Du caïeu au bulbe

Chaque mardi, je quitte le bureau à la hâte, impatiente de troquer mes vêtements corpos pour une tenue de jardin et mes bonnes vieilles bottes de pluie. Le jardin collectif de ma ville m’offre de précieux moments de quiétude et de découverte en compagnie d’autres passionnés du jardinage. Arriver tôt fait partie de mon rituel de rupture avec la frénésie du quotidien. Avant d’accueillir mes acolytes et d’enfoncer mes mains dans la terre humide, je prends un moment pour profiter de la puissance tranquille du fleuve, bercée par le chant de centaines de familles d’outardes posées dans les vastes champs agricoles avoisinants.

L’AIL RUSTIQUE

Étoile de perse, Kostyne, Sibérienne, Music. J’ai l’impression de regarder les noms d’une nouvelle palette de couleurs Pantone, ou peut-être de nouveaux groupes de musique house. Il s’agit en fait de quatre variétés d’ail qui poussent ici, chez nous, et que je m’apprête à découvrir. Se dressent devant moi des dizaines de rangées de longues tiges bien droites couronnées de quelques feuilles. Bientôt, une trentaine de passionnés du jardinage arriveront pour extraire du sol, un à un, des milliers de bulbes bien gras, striés de rayures allant du rose au violet. Ces variétés cultivées en sol québécois, très peu soumises aux produits chimiques et naturellement très goûteuses, offrent un puissant contraste avec l’ail à col mou blanc immaculé qui nous arrive de Chine et que nous retrouvons partout en épicerie

UNE RÉCOLTE PAS COMME LES AUTRES

Contrairement à la plupart des végétaux, c’est à l’automne que l’ail à col dur est mis en terre. À l’abri des regards, il pousse sous le sol glacé avant que ses premières feuilles ne percent la terre au retour du printemps. Il est difficile de croire que dans les tout petits caïeux blancs réside la puissance nécessaire pour survivre au passage des saisons froides. Même les plus proches cousins de cette plante liliacée à bulbes — comme l’oignon, le poireau et la ciboulette — doivent attendre la fin des dernières gelées et la hausse persistante de la température avant d’être plantés.

Plus tôt cet été, j’avais uni mes forces à celles des autres jardiniers pour récolter les jeunes tiges d’ail enroulées avant qu’elles ne se transforment en magnifiques fleurs mauves. Car pour éviter que toute l’énergie du plant aille à la fleur, il faut retirer la baguette vert vif lorsqu’elle fait deux tours sur elle-même. C’est cette tige cueillie dès que le bouton émerge que nous appelons « fleur d’ail ».

====================

§ **CONSIGNE ÉCRITE A**
Traduisez en anglais la phrase suivante du texte sur l’ail rustique : « Contrairement à la plupart des végétaux, c’est à l’automne que l’ail à col dur est mis en terre. »
§ **CONSIGNE ÉCRITE B**
Indiquez si chacun des énoncés suivants concorde avec le texte sur l’ail rustique, en répondant par oui ou par non et en citant les mots du texte qui permettent de trancher. (i) L’ail à col dur est mis en terre au printemps. (ii) Une trentaine de passionnés du jardinage viendront extraire les bulbes du sol. (iii) Le nom « fleur d’ail » désigne la tige cueillie dès que le bouton émerge.
§ **CONSIGNE ÉCRITE C**
Poursuivez le texte sur l’ail rustique à partir de sa dernière phrase.

§ **BLOC DE DONNÉES**
====================

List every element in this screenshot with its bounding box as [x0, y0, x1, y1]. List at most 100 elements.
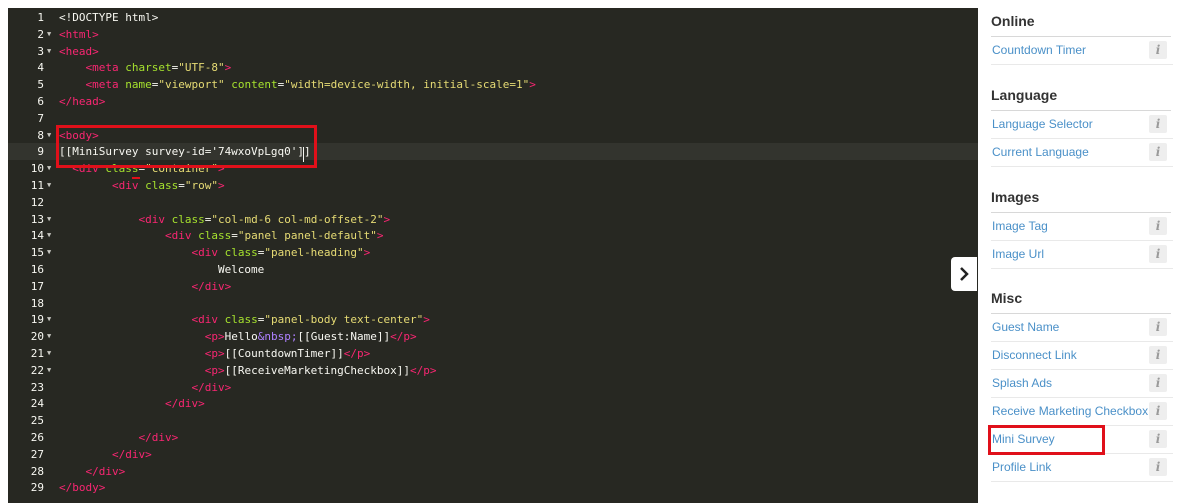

====================

§ **RÉPONSE A**
Unlike most plants, hard-neck garlic is planted in the fall.

§ **RÉPONSE B**
(i) Non : « c’est à l’automne que l’ail à col dur est mis en terre ».
(ii) Oui : « Bientôt, une trentaine de passionnés du jardinage arriveront pour extraire du sol, un à un, des milliers de bulbes bien gras ».
(iii) Oui : « C’est cette tige cueillie dès que le bouton émerge que nous appelons « fleur d’ail ». »

§ **RÉPONSE C**
Pendant les semaines qui ont suivi, alors que nous dégustions ce délice du jardin sous toutes ses déclinaisons, chaque tête d’ail mettait toute son énergie à produire de plus gros caïeux, jusqu’à ce qu’ils soient suffisamment bien formés pour la récolte ultime, en juillet.

Aussitôt que je le tire de terre, j’ai envie de brandir mon premier plant d’ail vers le ciel, telle une baguette magique. Je sais que je ne devrais pas, mais je ne peux résister à la tentation de retirer — une à une — les délicates membranes blanches couvertes de terre qui protègent la tête, révélant une enveloppe nacrée aux rayures violacées. Pour que l’ail vienne convenablement à maturité et puisse demeurer bien frais pendant plusieurs mois, les capsules enfermant les bulbilles doivent demeurer intactes. Ce sont elles qui protègeront les précieuses gousses pendant les quelque quatre à six semaines de maturation et de séchage nécessaires à la bonne conservation du précieux conglomérat de gousses.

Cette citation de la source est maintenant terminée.